Element position data:
• • • •

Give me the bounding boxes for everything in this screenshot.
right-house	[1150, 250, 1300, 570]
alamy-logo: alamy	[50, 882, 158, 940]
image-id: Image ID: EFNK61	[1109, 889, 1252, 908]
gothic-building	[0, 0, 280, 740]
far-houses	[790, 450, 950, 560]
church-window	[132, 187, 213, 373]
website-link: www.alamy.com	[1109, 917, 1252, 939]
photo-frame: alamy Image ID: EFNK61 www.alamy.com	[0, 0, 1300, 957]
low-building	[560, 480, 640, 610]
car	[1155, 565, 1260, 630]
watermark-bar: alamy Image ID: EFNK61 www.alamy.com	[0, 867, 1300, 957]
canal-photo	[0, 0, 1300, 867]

• • • •

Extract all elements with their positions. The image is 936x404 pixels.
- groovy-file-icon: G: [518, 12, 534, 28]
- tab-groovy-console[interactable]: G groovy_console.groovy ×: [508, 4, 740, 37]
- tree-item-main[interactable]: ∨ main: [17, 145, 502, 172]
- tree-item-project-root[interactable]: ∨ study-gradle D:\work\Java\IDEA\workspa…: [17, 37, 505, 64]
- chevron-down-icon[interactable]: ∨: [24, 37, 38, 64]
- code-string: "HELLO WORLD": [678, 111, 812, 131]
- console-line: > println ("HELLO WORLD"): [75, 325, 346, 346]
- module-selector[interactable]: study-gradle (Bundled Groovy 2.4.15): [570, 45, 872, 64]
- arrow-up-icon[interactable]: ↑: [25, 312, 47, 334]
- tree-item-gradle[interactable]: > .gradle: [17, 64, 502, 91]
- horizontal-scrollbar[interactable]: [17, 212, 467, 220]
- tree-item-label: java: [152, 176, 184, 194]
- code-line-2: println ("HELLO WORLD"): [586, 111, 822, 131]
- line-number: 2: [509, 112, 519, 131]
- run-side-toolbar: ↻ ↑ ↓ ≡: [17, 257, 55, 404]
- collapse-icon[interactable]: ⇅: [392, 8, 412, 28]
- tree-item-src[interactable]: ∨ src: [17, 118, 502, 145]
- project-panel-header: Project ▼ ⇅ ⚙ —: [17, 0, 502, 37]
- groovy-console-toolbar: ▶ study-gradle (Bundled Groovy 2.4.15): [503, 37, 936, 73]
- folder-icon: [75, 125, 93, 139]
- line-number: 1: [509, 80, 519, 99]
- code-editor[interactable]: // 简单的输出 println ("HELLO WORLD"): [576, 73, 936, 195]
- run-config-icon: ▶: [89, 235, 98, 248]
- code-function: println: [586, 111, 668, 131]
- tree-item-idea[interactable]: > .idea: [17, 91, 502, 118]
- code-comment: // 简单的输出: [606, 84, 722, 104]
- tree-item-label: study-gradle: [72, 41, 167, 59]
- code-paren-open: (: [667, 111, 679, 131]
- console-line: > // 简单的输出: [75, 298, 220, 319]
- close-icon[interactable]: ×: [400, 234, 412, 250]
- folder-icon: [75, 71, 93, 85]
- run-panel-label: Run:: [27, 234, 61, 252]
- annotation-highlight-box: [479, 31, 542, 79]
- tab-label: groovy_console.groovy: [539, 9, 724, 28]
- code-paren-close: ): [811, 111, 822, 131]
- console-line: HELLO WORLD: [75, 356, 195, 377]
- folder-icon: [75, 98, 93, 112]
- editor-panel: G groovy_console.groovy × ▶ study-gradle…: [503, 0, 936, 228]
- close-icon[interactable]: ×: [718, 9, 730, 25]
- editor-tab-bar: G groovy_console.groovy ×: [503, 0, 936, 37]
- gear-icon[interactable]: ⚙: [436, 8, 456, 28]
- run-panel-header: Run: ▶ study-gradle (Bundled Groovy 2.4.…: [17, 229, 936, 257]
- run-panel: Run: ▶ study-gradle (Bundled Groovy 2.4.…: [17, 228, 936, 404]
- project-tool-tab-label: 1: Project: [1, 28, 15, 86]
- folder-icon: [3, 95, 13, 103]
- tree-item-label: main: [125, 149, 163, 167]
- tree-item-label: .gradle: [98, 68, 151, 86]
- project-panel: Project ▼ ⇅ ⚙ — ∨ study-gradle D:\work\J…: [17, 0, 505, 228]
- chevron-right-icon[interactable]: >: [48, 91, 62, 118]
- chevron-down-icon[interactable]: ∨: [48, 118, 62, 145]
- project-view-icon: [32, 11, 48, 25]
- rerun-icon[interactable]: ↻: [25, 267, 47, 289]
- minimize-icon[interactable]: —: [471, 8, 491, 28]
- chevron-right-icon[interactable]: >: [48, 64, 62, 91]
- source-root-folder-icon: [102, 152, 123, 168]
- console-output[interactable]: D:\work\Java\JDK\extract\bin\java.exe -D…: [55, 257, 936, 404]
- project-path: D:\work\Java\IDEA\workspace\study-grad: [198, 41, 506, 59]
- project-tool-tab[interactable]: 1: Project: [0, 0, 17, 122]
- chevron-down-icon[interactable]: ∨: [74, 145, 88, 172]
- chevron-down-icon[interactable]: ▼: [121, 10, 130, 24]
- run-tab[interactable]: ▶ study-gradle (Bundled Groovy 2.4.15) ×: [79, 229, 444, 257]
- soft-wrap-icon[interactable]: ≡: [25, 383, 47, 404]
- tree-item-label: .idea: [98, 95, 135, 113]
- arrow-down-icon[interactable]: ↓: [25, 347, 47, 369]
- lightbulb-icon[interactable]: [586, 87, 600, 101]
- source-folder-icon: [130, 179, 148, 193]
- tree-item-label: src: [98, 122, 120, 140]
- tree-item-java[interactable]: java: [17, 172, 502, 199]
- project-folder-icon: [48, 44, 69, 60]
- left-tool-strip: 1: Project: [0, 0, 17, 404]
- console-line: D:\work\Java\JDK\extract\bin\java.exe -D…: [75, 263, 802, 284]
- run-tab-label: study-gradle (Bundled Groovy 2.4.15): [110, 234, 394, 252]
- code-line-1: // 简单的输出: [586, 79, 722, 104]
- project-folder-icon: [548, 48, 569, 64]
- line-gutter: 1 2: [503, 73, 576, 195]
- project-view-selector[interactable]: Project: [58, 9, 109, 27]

• • • •

SET EXERCISE: Reproduce verbatim the lines from the one containing "Give me the" through the one containing "photo-frame: alamy Image", including both of those lines.

COMPLETED EXERCISE:
Give me the bounding boxes for everything in this screenshot.
right-house	[1150, 250, 1300, 570]
alamy-logo: alamy	[50, 882, 158, 940]
image-id: Image ID: EFNK61	[1109, 889, 1252, 908]
gothic-building	[0, 0, 280, 740]
far-houses	[790, 450, 950, 560]
church-window	[132, 187, 213, 373]
website-link: www.alamy.com	[1109, 917, 1252, 939]
photo-frame: alamy Image ID: EFNK61 www.alamy.com	[0, 0, 1300, 957]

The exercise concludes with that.